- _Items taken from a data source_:
================================

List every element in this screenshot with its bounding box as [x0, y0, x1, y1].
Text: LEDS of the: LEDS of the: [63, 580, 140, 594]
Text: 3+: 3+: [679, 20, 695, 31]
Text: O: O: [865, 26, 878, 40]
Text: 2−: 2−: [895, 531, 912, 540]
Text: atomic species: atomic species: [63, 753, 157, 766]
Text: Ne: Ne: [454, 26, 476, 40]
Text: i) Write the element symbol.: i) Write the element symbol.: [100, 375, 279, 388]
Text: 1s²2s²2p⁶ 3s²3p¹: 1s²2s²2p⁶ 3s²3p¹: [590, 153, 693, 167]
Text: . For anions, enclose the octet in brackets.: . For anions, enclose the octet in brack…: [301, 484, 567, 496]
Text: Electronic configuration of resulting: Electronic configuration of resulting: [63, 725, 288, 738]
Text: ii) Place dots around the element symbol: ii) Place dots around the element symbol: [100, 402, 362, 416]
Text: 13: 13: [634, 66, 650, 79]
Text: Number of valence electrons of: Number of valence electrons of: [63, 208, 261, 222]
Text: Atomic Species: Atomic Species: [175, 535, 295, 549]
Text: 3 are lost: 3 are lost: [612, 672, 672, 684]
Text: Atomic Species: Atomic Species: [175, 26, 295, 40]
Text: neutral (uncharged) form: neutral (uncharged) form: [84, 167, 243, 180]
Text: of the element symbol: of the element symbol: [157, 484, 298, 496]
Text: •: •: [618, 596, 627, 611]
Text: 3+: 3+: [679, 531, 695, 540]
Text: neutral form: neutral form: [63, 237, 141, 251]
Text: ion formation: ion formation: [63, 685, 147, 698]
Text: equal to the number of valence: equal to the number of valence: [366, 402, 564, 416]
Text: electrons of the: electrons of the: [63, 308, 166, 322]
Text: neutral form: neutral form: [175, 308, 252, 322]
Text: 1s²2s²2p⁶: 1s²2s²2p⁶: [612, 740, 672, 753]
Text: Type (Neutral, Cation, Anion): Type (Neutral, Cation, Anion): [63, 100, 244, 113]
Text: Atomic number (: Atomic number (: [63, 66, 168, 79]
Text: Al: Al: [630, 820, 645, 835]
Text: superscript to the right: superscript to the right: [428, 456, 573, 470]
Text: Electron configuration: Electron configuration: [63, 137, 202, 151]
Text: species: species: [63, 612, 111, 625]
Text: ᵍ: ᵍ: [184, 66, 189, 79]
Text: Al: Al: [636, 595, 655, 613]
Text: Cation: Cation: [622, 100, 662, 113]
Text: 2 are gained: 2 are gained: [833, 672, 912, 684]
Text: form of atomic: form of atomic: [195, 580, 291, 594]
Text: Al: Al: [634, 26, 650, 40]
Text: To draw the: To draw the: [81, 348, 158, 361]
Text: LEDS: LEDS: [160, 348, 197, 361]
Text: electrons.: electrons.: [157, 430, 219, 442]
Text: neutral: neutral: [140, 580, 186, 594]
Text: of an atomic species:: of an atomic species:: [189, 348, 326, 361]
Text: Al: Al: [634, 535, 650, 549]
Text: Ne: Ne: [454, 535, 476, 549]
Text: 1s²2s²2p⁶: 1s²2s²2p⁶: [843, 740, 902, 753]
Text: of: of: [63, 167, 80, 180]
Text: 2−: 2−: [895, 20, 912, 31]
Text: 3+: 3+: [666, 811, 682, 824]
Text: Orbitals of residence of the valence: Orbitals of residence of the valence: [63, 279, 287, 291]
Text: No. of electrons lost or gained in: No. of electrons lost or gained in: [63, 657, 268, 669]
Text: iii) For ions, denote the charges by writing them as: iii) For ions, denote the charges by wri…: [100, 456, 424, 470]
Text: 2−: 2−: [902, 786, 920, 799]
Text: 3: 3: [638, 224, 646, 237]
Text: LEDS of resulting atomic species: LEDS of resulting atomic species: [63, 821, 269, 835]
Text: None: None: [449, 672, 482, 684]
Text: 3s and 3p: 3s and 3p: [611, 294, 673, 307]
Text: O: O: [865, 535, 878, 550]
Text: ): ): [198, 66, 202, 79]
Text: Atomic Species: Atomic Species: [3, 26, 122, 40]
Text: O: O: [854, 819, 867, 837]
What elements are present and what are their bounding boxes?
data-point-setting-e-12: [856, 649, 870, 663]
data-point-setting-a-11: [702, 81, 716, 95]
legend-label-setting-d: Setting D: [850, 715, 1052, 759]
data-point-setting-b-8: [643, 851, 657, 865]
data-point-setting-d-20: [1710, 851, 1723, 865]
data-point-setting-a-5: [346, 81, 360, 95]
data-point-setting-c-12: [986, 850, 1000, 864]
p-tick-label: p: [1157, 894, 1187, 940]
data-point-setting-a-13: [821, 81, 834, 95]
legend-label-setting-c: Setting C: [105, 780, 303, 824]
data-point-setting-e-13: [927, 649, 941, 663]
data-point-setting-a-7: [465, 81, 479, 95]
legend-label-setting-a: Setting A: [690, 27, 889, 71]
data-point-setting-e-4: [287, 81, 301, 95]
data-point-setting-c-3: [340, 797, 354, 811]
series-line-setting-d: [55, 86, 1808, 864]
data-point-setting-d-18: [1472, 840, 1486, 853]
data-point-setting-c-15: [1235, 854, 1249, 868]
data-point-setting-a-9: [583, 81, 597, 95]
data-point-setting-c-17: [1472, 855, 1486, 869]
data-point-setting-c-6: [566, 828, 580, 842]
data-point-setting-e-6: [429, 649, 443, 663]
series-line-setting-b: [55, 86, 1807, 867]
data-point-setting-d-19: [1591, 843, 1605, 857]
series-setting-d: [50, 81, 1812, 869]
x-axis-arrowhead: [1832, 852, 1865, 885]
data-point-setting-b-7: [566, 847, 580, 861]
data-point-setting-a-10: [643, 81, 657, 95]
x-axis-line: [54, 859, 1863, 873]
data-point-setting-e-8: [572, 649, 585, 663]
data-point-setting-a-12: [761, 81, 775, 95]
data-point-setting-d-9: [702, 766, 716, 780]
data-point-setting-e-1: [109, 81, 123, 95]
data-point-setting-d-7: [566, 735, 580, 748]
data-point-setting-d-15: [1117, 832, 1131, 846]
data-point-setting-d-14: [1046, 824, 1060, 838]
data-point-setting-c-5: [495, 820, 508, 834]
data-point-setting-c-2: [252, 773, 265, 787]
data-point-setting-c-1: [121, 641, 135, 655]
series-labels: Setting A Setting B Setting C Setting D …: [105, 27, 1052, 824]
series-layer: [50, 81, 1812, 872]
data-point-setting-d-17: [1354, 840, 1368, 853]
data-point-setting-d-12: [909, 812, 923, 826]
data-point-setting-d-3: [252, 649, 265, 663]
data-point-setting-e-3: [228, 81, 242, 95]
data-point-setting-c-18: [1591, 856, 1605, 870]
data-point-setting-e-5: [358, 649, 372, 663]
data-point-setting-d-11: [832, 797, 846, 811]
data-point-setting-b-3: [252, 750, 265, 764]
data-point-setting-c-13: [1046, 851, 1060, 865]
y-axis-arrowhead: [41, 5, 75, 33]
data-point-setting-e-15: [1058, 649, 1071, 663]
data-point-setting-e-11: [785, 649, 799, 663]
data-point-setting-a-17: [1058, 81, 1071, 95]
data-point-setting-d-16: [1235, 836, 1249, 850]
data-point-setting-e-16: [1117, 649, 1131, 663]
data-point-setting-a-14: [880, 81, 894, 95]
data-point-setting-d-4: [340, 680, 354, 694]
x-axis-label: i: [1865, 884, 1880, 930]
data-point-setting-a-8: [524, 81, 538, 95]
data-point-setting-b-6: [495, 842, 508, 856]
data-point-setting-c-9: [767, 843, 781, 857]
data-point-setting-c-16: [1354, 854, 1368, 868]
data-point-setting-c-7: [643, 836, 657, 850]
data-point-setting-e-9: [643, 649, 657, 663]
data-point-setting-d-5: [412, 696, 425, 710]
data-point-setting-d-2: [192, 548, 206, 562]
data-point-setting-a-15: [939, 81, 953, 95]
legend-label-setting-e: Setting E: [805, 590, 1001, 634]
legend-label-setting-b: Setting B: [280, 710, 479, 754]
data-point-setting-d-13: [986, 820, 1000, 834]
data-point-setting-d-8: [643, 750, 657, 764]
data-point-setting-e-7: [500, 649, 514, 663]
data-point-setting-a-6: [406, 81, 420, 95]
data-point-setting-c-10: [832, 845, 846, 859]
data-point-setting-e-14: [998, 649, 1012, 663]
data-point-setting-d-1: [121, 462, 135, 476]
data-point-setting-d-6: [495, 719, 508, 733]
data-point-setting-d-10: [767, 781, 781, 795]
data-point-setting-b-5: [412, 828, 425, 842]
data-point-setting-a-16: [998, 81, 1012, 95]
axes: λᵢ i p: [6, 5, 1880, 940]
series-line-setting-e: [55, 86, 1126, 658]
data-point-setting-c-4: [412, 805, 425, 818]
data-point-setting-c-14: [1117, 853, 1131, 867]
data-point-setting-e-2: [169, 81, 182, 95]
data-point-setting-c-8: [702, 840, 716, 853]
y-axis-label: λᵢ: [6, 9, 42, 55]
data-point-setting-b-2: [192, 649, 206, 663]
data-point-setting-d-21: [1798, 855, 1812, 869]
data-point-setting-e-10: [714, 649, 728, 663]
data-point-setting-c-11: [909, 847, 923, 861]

================================

- _Instructions to follow_:
Copy out, unchanged, every line from the start of the records through the line that contains "Text: superscript to".

- _Answer below_:
List every element in this screenshot with its bounding box as [x0, y0, x1, y1].
Text: LEDS of the: LEDS of the: [63, 580, 140, 594]
Text: 3+: 3+: [679, 20, 695, 31]
Text: O: O: [865, 26, 878, 40]
Text: 2−: 2−: [895, 531, 912, 540]
Text: atomic species: atomic species: [63, 753, 157, 766]
Text: Ne: Ne: [454, 26, 476, 40]
Text: i) Write the element symbol.: i) Write the element symbol.: [100, 375, 279, 388]
Text: 1s²2s²2p⁶ 3s²3p¹: 1s²2s²2p⁶ 3s²3p¹: [590, 153, 693, 167]
Text: . For anions, enclose the octet in brackets.: . For anions, enclose the octet in brack…: [301, 484, 567, 496]
Text: Electronic configuration of resulting: Electronic configuration of resulting: [63, 725, 288, 738]
Text: ii) Place dots around the element symbol: ii) Place dots around the element symbol: [100, 402, 362, 416]
Text: 13: 13: [634, 66, 650, 79]
Text: Number of valence electrons of: Number of valence electrons of: [63, 208, 261, 222]
Text: Atomic Species: Atomic Species: [175, 535, 295, 549]
Text: 3 are lost: 3 are lost: [612, 672, 672, 684]
Text: Atomic Species: Atomic Species: [175, 26, 295, 40]
Text: neutral (uncharged) form: neutral (uncharged) form: [84, 167, 243, 180]
Text: of the element symbol: of the element symbol: [157, 484, 298, 496]
Text: •: •: [618, 596, 627, 611]
Text: 3+: 3+: [679, 531, 695, 540]
Text: neutral form: neutral form: [63, 237, 141, 251]
Text: ion formation: ion formation: [63, 685, 147, 698]
Text: equal to the number of valence: equal to the number of valence: [366, 402, 564, 416]
Text: electrons of the: electrons of the: [63, 308, 166, 322]
Text: neutral form: neutral form: [175, 308, 252, 322]
Text: 1s²2s²2p⁶: 1s²2s²2p⁶: [612, 740, 672, 753]
Text: Type (Neutral, Cation, Anion): Type (Neutral, Cation, Anion): [63, 100, 244, 113]
Text: Atomic number (: Atomic number (: [63, 66, 168, 79]
Text: Al: Al: [630, 820, 645, 835]
Text: superscript to the right: superscript to the right: [428, 456, 573, 470]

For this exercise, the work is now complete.